Say how many lines of the listing below contain "clinique", giving the number and nothing else.

## Start INPUT DATA

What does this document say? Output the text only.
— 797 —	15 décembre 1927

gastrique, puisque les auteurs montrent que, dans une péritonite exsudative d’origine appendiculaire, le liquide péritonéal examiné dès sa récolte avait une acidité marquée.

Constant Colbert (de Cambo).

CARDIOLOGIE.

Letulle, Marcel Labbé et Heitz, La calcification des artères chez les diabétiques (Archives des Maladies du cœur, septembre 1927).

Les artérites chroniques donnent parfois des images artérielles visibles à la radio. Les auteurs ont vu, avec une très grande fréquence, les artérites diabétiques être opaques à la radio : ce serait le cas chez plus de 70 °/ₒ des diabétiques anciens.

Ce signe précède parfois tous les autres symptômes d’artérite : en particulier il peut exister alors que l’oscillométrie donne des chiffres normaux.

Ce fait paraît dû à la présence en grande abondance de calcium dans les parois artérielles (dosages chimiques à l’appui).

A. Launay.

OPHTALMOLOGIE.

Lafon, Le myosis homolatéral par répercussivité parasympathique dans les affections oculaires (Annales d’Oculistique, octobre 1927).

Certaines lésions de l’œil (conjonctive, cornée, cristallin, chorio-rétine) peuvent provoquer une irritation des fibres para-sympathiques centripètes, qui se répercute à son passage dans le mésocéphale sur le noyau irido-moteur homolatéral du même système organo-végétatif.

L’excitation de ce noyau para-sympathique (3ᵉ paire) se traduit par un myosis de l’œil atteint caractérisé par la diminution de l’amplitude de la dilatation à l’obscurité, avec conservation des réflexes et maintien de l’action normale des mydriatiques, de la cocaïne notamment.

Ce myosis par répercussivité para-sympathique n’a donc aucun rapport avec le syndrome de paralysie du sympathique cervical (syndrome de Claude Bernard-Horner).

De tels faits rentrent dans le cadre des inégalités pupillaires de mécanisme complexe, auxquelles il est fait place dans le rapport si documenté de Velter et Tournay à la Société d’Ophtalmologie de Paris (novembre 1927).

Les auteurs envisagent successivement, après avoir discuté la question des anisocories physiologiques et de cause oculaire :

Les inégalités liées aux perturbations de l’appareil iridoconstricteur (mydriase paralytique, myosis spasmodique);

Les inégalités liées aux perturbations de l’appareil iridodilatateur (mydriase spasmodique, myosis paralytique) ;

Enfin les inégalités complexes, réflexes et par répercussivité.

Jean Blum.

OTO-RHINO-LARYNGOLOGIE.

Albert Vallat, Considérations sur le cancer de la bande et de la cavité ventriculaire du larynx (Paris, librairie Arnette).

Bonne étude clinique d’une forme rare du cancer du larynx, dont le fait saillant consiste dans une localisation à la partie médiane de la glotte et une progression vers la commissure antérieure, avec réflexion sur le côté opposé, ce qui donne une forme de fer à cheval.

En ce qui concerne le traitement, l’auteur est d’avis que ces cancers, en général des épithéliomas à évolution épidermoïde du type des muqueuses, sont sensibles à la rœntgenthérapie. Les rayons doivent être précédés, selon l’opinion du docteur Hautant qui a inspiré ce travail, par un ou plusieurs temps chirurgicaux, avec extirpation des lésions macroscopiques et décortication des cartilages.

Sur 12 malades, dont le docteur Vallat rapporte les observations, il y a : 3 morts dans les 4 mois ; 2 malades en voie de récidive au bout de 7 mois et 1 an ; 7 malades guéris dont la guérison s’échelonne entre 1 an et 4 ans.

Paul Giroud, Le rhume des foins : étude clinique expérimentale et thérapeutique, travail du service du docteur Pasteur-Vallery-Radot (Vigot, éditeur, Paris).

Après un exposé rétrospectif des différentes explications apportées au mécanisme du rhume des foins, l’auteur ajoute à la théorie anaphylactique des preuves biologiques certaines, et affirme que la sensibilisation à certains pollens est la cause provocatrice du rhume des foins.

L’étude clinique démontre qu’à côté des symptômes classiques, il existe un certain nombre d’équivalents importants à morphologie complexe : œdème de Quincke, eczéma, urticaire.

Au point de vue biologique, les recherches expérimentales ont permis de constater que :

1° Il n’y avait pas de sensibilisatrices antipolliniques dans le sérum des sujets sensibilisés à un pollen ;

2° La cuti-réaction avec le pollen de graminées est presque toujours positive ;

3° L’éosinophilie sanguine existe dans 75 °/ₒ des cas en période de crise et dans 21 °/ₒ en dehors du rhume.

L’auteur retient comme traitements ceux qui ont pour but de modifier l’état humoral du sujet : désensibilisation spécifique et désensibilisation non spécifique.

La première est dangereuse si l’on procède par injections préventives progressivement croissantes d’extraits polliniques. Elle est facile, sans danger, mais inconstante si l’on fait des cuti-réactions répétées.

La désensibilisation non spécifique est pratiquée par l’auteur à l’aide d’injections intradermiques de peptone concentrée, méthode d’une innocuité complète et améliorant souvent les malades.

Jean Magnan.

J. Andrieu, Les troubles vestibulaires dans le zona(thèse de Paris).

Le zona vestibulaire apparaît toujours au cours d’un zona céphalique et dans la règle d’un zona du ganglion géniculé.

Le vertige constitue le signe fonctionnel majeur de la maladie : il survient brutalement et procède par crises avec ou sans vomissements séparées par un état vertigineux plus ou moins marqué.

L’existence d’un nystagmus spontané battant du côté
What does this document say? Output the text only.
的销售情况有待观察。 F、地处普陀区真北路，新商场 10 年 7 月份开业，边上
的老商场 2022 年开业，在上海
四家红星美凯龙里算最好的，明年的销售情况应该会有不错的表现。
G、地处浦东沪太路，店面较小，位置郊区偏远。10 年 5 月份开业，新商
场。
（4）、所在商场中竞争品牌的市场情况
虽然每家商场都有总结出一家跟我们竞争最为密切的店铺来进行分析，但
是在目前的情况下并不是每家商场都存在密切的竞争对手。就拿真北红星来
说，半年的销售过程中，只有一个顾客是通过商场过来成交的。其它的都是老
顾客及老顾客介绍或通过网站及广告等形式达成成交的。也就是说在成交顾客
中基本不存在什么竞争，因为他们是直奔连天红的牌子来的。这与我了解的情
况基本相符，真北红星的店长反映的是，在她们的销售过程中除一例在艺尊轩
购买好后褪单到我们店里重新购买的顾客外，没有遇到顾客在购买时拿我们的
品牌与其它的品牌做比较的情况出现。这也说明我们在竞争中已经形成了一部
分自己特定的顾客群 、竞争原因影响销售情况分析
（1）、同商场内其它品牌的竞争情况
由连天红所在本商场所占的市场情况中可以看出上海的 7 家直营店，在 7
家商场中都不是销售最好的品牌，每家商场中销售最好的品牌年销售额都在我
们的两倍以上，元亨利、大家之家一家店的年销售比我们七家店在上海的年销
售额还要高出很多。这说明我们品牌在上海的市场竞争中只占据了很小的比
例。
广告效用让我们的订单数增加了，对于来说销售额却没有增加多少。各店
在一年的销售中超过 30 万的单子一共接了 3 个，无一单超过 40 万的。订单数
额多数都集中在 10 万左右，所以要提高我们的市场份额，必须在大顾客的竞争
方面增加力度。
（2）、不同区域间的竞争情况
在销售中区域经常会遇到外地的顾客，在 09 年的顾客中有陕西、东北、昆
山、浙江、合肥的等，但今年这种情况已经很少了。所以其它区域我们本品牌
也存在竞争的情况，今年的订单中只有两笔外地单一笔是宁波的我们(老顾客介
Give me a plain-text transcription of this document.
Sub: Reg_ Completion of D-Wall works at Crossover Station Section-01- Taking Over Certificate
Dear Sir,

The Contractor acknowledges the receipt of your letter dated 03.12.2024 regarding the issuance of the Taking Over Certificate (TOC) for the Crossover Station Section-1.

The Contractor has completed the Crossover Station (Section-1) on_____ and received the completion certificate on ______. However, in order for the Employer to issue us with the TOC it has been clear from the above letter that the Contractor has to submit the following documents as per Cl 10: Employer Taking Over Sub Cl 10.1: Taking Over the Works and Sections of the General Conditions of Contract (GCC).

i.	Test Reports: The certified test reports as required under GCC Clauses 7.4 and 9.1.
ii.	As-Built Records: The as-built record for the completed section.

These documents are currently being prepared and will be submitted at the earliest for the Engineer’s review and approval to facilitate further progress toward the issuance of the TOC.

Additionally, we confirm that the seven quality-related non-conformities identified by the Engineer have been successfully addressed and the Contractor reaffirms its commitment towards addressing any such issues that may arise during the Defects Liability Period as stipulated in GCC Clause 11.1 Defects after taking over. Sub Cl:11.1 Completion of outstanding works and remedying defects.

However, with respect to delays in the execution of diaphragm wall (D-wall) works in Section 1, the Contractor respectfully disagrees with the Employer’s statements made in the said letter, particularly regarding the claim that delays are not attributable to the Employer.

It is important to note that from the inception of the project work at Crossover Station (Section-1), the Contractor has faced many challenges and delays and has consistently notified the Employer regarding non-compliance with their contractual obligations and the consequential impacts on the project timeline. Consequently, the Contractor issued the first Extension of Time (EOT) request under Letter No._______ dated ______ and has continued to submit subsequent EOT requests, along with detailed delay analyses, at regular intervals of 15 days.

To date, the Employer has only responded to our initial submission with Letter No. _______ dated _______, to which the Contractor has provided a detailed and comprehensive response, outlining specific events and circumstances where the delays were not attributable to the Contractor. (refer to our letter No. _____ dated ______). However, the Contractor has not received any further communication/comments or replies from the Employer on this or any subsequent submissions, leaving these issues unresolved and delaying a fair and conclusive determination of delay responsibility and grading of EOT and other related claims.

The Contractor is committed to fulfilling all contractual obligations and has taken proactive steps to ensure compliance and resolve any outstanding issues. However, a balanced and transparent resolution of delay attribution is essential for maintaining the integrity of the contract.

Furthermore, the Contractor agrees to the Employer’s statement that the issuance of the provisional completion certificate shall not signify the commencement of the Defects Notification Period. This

## End INPUT DATA

• COMPLETE ANSWER
3